(Records from a dataset)
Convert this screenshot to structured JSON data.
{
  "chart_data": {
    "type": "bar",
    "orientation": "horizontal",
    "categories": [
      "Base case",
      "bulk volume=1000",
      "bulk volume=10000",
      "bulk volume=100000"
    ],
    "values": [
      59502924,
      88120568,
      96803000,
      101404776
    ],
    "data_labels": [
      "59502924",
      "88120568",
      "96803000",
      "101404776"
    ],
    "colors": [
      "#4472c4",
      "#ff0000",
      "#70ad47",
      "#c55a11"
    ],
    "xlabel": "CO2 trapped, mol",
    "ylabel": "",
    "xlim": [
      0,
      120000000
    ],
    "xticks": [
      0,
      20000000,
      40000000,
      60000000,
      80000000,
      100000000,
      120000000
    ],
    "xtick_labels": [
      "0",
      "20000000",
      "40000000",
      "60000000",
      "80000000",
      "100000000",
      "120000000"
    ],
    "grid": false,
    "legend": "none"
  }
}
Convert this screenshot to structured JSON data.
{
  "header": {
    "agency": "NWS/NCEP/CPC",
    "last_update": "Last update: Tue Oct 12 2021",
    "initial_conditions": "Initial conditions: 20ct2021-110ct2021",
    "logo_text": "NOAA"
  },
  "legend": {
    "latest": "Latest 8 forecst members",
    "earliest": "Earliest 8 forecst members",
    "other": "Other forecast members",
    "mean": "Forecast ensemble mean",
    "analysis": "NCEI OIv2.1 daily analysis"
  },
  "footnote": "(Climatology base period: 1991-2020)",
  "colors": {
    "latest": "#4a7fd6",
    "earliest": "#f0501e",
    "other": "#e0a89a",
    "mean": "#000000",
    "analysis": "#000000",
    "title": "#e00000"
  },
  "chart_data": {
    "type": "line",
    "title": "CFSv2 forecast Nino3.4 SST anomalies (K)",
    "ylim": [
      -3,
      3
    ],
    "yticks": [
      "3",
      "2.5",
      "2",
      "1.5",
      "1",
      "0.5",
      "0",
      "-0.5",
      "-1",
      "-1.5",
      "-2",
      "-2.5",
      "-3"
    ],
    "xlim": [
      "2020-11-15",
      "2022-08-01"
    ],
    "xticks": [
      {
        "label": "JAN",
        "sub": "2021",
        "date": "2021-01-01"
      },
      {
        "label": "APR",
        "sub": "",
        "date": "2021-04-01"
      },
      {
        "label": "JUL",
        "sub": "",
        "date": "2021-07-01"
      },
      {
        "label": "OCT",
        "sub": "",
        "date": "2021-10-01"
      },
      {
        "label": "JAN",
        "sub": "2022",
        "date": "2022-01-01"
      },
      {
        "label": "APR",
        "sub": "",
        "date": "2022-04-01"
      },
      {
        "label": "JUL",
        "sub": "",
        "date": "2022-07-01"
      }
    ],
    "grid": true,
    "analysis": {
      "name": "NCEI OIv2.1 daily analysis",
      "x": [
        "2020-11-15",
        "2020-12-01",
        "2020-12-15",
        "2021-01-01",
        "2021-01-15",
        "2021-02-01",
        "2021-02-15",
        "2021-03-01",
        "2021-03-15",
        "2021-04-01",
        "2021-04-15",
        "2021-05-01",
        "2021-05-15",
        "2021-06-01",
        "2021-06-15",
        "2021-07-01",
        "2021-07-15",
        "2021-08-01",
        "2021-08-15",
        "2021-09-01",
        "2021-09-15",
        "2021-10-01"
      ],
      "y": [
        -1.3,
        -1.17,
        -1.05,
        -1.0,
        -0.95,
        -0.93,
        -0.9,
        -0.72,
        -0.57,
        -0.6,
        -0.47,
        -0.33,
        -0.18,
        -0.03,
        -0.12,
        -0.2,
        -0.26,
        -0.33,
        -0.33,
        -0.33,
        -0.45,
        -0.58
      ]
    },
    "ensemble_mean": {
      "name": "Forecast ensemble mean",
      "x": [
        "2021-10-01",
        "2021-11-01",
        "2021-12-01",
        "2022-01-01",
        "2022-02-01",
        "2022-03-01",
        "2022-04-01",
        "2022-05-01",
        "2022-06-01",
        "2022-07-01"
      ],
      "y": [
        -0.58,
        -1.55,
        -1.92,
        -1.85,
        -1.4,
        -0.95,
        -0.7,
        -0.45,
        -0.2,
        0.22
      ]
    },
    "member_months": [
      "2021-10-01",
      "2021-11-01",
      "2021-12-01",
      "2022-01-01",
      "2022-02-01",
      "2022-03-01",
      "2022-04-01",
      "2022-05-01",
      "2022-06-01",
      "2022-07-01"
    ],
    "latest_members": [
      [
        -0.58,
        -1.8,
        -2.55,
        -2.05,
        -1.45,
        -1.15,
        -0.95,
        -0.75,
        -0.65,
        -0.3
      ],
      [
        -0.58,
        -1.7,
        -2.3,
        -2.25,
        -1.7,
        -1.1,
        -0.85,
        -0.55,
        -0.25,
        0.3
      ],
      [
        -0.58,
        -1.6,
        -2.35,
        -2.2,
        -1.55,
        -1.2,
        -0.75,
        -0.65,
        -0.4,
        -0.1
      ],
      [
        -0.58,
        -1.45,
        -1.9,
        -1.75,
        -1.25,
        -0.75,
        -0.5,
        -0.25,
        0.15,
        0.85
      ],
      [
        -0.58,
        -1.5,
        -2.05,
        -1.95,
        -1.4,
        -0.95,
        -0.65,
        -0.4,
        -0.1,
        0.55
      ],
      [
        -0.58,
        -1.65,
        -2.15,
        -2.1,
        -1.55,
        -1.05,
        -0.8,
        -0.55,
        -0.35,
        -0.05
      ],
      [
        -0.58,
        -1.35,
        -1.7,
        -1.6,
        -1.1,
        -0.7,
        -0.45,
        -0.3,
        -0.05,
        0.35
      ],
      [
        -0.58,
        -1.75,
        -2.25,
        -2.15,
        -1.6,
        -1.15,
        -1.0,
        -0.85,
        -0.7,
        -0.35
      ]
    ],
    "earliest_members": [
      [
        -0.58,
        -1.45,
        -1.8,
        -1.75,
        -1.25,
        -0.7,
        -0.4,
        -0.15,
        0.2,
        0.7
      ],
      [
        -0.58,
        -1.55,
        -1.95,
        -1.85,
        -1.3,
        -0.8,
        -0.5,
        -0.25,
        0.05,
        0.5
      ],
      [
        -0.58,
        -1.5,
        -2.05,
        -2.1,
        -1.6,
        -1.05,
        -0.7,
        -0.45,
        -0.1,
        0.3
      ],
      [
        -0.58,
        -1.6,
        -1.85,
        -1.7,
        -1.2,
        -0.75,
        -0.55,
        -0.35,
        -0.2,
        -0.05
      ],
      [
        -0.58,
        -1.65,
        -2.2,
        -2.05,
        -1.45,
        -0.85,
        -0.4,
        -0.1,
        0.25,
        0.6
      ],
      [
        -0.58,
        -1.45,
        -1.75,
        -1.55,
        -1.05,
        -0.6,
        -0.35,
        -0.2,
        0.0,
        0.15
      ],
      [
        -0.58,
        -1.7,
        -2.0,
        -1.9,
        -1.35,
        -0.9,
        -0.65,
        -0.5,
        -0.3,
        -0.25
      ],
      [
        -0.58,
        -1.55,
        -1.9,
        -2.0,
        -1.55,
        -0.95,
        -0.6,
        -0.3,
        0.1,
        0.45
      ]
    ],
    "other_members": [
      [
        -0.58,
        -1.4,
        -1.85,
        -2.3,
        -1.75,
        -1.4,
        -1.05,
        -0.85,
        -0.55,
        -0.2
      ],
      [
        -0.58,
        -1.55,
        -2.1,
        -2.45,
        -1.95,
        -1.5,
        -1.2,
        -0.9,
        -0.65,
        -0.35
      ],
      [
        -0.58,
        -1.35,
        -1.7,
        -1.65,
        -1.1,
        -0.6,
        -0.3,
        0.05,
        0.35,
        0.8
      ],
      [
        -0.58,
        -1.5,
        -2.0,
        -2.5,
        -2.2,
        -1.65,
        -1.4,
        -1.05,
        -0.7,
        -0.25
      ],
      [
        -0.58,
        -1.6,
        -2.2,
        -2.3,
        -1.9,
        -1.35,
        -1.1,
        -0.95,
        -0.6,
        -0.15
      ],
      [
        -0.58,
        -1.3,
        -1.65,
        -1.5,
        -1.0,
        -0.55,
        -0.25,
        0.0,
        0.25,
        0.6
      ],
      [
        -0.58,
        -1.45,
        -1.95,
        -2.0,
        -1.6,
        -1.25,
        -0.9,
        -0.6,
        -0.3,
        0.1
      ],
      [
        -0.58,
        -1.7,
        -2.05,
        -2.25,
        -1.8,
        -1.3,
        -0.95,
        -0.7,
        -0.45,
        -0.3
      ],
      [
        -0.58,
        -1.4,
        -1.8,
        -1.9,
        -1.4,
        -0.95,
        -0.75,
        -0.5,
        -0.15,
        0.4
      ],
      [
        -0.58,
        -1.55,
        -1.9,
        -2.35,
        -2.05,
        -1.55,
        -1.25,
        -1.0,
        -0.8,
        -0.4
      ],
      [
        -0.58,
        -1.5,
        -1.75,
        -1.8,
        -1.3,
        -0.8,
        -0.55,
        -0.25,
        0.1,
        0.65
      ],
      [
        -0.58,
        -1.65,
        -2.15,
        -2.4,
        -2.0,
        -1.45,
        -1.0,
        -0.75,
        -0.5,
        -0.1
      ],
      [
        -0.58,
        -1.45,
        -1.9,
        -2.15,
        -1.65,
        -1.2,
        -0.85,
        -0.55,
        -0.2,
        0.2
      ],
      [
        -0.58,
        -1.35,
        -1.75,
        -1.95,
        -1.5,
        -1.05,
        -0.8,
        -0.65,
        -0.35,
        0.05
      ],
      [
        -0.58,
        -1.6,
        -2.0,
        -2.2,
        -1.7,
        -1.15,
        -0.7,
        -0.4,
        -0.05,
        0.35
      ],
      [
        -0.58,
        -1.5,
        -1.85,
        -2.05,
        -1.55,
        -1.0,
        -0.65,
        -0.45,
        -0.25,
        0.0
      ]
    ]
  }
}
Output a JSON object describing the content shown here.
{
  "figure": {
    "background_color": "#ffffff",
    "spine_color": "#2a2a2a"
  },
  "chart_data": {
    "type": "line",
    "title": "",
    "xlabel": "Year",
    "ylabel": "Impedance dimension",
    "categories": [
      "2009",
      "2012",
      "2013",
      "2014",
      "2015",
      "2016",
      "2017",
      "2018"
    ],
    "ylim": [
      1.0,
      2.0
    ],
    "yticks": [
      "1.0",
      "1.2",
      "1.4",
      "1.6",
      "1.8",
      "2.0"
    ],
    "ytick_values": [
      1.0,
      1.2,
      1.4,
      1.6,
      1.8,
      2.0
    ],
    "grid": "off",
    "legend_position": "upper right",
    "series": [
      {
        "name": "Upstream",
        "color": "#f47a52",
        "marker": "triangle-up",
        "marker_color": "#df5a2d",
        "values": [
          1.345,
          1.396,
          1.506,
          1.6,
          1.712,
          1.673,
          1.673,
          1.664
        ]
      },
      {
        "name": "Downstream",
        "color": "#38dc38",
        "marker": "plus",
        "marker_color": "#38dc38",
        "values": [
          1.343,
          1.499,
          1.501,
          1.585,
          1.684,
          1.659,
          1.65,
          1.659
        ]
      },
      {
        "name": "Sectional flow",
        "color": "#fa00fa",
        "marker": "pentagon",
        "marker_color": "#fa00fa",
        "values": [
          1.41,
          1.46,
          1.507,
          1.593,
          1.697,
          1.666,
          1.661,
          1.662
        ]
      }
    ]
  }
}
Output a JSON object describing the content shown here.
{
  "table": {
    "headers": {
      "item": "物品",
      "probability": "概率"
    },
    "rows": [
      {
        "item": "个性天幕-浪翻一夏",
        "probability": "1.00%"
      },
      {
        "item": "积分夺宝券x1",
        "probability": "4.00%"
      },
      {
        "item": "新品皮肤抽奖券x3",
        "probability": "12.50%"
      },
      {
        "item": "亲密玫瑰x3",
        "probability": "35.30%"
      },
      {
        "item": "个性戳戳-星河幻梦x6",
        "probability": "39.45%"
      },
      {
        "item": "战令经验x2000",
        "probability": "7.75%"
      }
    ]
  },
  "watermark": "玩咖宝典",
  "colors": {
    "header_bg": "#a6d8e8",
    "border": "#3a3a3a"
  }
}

--- Short exercise ---
Using the listing above, pull out all lines that hold the word "NCEI".

--- Reply to the exercise ---
    "analysis": "NCEI OIv2.1 daily analysis"
      "name": "NCEI OIv2.1 daily analysis",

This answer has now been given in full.